» **YOUR GOAL**: Reproduce the listing below without changes, except that pictures are left out.

[Data excerpts]
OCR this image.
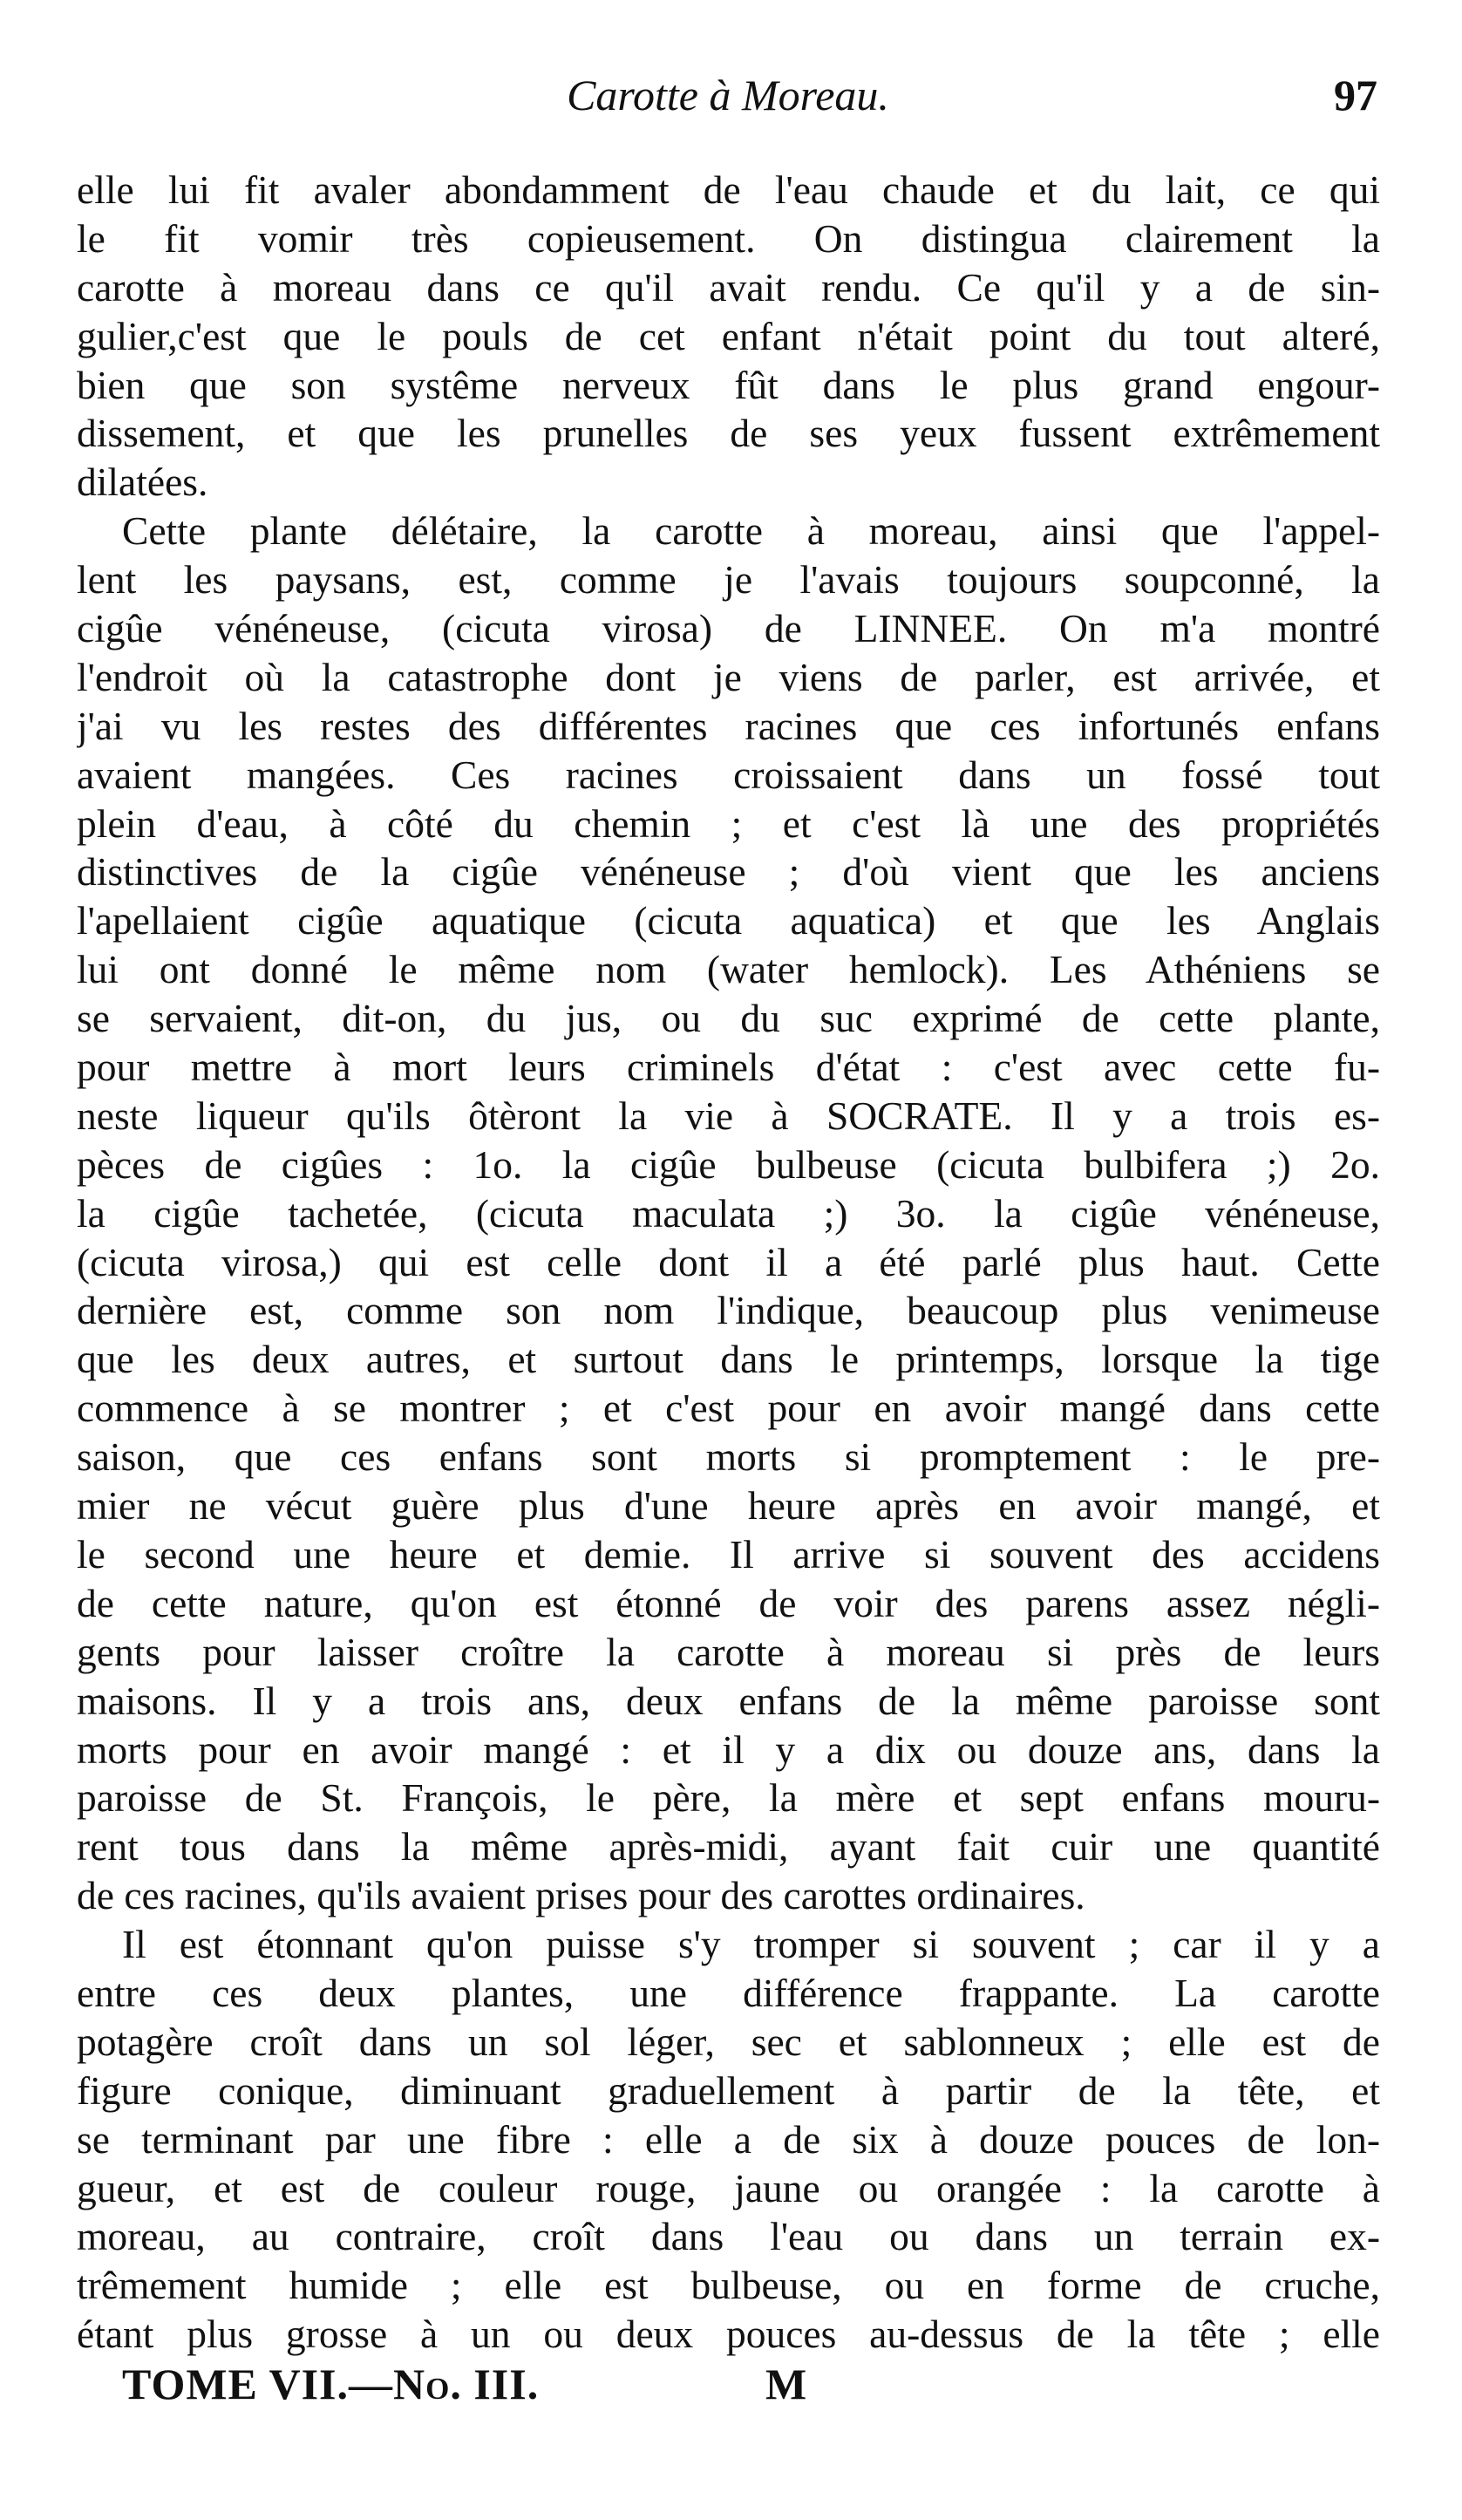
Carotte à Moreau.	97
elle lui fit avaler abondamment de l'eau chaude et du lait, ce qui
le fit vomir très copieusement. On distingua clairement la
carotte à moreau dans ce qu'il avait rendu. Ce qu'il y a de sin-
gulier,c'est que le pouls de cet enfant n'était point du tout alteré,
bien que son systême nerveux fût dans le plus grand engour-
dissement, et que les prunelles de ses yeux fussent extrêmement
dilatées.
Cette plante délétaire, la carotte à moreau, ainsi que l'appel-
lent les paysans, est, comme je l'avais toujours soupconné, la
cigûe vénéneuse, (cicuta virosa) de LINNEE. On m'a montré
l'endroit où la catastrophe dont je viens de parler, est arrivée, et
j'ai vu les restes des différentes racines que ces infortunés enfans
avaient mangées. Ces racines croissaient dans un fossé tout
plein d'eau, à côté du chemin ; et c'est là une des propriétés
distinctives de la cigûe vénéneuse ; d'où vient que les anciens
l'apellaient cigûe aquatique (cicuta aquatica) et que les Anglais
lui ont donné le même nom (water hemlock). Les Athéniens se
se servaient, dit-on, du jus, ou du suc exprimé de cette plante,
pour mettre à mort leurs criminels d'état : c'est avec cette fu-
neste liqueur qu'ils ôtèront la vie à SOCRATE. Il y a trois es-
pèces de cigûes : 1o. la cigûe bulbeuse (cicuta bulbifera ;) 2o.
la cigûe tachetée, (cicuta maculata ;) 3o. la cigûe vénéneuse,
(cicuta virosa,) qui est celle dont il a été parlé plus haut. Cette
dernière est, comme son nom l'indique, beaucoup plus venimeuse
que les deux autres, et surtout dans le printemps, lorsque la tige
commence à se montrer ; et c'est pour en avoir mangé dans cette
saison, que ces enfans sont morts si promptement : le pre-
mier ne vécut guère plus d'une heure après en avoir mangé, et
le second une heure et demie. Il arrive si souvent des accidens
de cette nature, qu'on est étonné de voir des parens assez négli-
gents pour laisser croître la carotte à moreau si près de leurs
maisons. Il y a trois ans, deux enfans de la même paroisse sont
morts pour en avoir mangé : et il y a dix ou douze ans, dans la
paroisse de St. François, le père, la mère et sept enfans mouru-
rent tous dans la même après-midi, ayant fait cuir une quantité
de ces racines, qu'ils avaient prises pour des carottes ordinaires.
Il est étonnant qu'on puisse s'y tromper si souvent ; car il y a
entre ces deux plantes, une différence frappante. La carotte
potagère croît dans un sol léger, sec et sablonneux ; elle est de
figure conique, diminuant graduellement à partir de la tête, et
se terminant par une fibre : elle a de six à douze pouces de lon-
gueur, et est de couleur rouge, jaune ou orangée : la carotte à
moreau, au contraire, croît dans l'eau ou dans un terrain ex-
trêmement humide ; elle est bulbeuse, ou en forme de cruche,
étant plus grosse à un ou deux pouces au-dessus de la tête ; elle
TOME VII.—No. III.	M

» **RESPONSE**:
OCR this image.
Carotte à Moreau.	97
elle lui fit avaler abondamment de l'eau chaude et du lait, ce qui
le fit vomir très copieusement. On distingua clairement la
carotte à moreau dans ce qu'il avait rendu. Ce qu'il y a de sin-
gulier,c'est que le pouls de cet enfant n'était point du tout alteré,
bien que son systême nerveux fût dans le plus grand engour-
dissement, et que les prunelles de ses yeux fussent extrêmement
dilatées.
Cette plante délétaire, la carotte à moreau, ainsi que l'appel-
lent les paysans, est, comme je l'avais toujours soupconné, la
cigûe vénéneuse, (cicuta virosa) de LINNEE. On m'a montré
l'endroit où la catastrophe dont je viens de parler, est arrivée, et
j'ai vu les restes des différentes racines que ces infortunés enfans
avaient mangées. Ces racines croissaient dans un fossé tout
plein d'eau, à côté du chemin ; et c'est là une des propriétés
distinctives de la cigûe vénéneuse ; d'où vient que les anciens
l'apellaient cigûe aquatique (cicuta aquatica) et que les Anglais
lui ont donné le même nom (water hemlock). Les Athéniens se
se servaient, dit-on, du jus, ou du suc exprimé de cette plante,
pour mettre à mort leurs criminels d'état : c'est avec cette fu-
neste liqueur qu'ils ôtèront la vie à SOCRATE. Il y a trois es-
pèces de cigûes : 1o. la cigûe bulbeuse (cicuta bulbifera ;) 2o.
la cigûe tachetée, (cicuta maculata ;) 3o. la cigûe vénéneuse,
(cicuta virosa,) qui est celle dont il a été parlé plus haut. Cette
dernière est, comme son nom l'indique, beaucoup plus venimeuse
que les deux autres, et surtout dans le printemps, lorsque la tige
commence à se montrer ; et c'est pour en avoir mangé dans cette
saison, que ces enfans sont morts si promptement : le pre-
mier ne vécut guère plus d'une heure après en avoir mangé, et
le second une heure et demie. Il arrive si souvent des accidens
de cette nature, qu'on est étonné de voir des parens assez négli-
gents pour laisser croître la carotte à moreau si près de leurs
maisons. Il y a trois ans, deux enfans de la même paroisse sont
morts pour en avoir mangé : et il y a dix ou douze ans, dans la
paroisse de St. François, le père, la mère et sept enfans mouru-
rent tous dans la même après-midi, ayant fait cuir une quantité
de ces racines, qu'ils avaient prises pour des carottes ordinaires.
Il est étonnant qu'on puisse s'y tromper si souvent ; car il y a
entre ces deux plantes, une différence frappante. La carotte
potagère croît dans un sol léger, sec et sablonneux ; elle est de
figure conique, diminuant graduellement à partir de la tête, et
se terminant par une fibre : elle a de six à douze pouces de lon-
gueur, et est de couleur rouge, jaune ou orangée : la carotte à
moreau, au contraire, croît dans l'eau ou dans un terrain ex-
trêmement humide ; elle est bulbeuse, ou en forme de cruche,
étant plus grosse à un ou deux pouces au-dessus de la tête ; elle
TOME VII.—No. III.	M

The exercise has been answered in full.